Data drawn from a collection
════════
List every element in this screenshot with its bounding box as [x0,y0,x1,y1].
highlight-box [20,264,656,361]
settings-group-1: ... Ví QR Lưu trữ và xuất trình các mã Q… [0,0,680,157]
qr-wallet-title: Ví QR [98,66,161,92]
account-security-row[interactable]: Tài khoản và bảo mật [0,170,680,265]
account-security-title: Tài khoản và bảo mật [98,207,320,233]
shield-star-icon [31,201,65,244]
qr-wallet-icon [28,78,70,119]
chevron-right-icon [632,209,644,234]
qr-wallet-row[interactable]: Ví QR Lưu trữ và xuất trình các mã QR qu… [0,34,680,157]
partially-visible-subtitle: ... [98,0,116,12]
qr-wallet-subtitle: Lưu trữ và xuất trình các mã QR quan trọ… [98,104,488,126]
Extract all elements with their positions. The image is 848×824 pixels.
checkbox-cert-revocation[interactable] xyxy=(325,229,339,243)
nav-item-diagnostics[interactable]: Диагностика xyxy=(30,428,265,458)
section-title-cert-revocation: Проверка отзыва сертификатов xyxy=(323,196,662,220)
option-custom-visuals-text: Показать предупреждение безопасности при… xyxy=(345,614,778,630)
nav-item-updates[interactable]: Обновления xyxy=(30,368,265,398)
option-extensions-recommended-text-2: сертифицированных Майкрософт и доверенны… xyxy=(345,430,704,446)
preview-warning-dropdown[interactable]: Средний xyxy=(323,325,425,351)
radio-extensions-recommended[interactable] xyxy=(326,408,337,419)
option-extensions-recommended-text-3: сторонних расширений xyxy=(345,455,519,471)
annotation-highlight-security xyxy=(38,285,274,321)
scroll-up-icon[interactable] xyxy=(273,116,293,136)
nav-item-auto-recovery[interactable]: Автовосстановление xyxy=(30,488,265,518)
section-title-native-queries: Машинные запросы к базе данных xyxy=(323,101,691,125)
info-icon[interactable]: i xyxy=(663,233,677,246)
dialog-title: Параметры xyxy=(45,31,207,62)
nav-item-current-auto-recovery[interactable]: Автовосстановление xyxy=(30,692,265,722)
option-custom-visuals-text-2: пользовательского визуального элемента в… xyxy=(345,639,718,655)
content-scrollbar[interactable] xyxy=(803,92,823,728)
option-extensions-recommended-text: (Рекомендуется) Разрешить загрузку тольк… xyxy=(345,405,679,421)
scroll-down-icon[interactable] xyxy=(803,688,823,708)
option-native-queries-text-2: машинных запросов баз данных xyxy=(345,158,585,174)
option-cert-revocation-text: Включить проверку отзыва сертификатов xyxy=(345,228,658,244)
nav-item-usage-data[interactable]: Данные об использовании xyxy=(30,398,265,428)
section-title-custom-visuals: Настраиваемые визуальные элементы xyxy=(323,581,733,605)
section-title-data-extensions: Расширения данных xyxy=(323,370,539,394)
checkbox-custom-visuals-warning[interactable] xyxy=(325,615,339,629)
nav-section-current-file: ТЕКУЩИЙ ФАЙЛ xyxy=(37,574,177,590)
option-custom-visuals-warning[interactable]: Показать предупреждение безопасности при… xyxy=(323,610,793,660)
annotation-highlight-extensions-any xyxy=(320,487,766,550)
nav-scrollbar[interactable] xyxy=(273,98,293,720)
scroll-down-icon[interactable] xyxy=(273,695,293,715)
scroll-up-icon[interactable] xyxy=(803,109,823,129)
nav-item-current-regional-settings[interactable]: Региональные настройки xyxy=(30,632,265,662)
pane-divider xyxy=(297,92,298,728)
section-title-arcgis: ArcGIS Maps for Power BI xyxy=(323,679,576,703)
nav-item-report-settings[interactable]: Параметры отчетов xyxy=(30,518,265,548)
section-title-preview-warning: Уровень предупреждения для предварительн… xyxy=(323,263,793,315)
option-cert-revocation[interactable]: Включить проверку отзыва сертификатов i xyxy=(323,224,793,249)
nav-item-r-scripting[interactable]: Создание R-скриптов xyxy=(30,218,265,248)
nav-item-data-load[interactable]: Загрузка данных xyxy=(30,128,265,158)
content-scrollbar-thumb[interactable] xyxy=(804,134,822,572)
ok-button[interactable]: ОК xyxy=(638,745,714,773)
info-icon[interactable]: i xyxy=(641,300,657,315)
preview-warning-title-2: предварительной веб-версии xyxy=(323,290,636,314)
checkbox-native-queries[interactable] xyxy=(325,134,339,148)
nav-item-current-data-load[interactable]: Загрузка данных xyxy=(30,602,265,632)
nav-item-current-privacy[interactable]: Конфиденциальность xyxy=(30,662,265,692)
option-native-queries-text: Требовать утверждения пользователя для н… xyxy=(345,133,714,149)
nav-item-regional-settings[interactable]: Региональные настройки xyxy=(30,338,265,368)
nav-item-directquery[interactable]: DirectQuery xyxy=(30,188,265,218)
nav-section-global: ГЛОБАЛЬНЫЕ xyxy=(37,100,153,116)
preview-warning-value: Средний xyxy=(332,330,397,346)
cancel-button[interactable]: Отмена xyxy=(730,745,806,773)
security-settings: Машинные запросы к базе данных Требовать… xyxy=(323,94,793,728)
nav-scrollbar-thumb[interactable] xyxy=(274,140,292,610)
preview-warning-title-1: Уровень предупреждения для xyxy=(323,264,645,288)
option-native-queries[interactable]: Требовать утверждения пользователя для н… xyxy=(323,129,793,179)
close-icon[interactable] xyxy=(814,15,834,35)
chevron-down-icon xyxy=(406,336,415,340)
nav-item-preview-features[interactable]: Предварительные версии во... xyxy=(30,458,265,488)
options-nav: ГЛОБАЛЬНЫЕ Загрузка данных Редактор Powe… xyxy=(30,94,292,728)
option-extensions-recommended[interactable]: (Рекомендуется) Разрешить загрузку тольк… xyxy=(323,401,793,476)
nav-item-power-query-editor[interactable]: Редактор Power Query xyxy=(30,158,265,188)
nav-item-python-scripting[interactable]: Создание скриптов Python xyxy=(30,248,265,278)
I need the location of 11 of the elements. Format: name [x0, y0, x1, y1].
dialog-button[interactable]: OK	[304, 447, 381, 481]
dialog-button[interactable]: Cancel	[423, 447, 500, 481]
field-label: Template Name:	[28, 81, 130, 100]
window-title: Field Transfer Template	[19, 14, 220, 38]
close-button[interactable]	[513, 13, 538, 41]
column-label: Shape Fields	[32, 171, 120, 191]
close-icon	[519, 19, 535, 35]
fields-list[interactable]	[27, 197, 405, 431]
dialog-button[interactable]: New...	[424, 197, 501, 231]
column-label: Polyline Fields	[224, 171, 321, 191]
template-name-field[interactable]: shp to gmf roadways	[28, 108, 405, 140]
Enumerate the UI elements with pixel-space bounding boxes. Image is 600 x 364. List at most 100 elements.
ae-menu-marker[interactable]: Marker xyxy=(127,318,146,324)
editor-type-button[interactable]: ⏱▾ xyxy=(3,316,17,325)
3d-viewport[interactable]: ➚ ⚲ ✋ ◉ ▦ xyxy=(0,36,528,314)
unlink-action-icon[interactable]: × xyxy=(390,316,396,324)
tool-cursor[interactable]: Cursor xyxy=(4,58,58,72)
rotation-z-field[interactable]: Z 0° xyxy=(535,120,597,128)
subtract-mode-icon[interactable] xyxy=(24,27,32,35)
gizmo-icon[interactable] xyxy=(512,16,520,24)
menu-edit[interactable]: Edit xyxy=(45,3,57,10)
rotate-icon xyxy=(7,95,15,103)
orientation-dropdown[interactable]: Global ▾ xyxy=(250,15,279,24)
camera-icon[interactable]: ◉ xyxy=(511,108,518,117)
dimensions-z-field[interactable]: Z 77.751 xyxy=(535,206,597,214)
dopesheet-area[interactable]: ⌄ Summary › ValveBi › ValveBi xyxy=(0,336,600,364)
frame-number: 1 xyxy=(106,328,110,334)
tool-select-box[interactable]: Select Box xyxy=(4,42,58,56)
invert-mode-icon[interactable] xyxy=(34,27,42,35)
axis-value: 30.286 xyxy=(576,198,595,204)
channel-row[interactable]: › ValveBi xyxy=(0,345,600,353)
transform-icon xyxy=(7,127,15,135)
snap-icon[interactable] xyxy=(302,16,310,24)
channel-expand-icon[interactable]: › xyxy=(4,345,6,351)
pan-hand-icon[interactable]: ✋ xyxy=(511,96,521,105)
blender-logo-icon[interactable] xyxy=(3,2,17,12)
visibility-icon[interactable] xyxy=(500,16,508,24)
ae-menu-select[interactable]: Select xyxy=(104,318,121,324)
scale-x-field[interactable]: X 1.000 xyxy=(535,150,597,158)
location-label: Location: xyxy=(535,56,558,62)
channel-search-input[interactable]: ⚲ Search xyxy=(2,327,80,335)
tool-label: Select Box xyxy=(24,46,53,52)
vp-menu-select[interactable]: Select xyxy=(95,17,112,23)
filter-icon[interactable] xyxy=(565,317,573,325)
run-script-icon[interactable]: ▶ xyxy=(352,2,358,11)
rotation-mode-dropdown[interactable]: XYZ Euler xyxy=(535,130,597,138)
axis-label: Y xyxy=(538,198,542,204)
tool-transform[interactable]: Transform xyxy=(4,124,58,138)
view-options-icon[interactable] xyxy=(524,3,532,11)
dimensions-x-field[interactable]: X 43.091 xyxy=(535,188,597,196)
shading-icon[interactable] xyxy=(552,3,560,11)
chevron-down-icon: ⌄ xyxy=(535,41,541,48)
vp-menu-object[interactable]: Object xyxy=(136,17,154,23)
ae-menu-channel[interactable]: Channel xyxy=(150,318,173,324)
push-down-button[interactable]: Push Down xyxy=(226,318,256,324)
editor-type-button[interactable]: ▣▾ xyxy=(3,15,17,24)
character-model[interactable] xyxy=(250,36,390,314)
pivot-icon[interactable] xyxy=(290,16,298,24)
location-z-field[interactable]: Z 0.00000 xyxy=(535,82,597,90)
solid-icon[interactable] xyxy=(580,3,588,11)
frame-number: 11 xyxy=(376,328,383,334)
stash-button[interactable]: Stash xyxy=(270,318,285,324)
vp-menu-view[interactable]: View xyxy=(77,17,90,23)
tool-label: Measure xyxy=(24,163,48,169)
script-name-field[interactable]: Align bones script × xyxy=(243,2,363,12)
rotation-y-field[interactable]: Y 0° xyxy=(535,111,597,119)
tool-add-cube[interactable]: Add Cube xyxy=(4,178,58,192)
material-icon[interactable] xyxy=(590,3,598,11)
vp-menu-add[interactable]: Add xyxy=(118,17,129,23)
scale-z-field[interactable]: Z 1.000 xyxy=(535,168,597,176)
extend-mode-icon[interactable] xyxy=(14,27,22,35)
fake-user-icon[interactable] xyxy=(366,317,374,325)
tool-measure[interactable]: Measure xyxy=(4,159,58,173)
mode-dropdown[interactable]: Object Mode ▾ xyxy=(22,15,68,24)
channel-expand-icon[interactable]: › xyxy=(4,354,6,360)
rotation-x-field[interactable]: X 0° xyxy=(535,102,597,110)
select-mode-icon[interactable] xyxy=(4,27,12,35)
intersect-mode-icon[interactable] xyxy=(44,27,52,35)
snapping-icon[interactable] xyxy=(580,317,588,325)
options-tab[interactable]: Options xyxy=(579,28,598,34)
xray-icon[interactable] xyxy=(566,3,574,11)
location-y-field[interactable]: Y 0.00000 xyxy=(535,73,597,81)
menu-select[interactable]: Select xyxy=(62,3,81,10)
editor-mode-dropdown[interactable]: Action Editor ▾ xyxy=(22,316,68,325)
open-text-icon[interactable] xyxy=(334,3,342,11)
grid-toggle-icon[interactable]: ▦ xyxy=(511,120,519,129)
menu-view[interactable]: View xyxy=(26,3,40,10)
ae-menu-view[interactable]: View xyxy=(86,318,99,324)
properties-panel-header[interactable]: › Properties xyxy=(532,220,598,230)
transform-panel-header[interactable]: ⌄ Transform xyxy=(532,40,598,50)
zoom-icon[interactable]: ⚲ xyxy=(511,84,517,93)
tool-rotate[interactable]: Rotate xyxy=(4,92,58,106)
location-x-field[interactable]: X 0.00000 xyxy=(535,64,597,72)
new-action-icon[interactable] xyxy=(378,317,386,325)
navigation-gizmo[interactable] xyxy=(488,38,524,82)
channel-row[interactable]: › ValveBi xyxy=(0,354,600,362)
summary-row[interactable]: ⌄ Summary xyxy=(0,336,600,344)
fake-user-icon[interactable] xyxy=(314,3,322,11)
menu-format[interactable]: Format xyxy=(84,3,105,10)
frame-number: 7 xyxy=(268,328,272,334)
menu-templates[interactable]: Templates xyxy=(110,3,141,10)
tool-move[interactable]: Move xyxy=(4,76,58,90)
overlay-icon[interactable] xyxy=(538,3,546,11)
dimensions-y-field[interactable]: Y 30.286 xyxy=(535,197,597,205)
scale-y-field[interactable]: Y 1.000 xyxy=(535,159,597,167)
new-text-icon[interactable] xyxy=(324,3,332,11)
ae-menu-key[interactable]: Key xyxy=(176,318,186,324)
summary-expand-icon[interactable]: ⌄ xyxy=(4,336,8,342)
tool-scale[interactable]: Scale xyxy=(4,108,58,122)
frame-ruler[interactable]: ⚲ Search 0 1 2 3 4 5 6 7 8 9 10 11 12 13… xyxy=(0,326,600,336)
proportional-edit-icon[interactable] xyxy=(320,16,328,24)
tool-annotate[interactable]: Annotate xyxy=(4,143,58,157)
════════
Task requirements
Return every line of the records above exactly as it appears, from the start down to the line that contains "account-security-title: Tài khoản", with both ends included.

The response
List every element in this screenshot with its bounding box as [x0,y0,x1,y1].
highlight-box [20,264,656,361]
settings-group-1: ... Ví QR Lưu trữ và xuất trình các mã Q… [0,0,680,157]
qr-wallet-title: Ví QR [98,66,161,92]
account-security-row[interactable]: Tài khoản và bảo mật [0,170,680,265]
account-security-title: Tài khoản và bảo mật [98,207,320,233]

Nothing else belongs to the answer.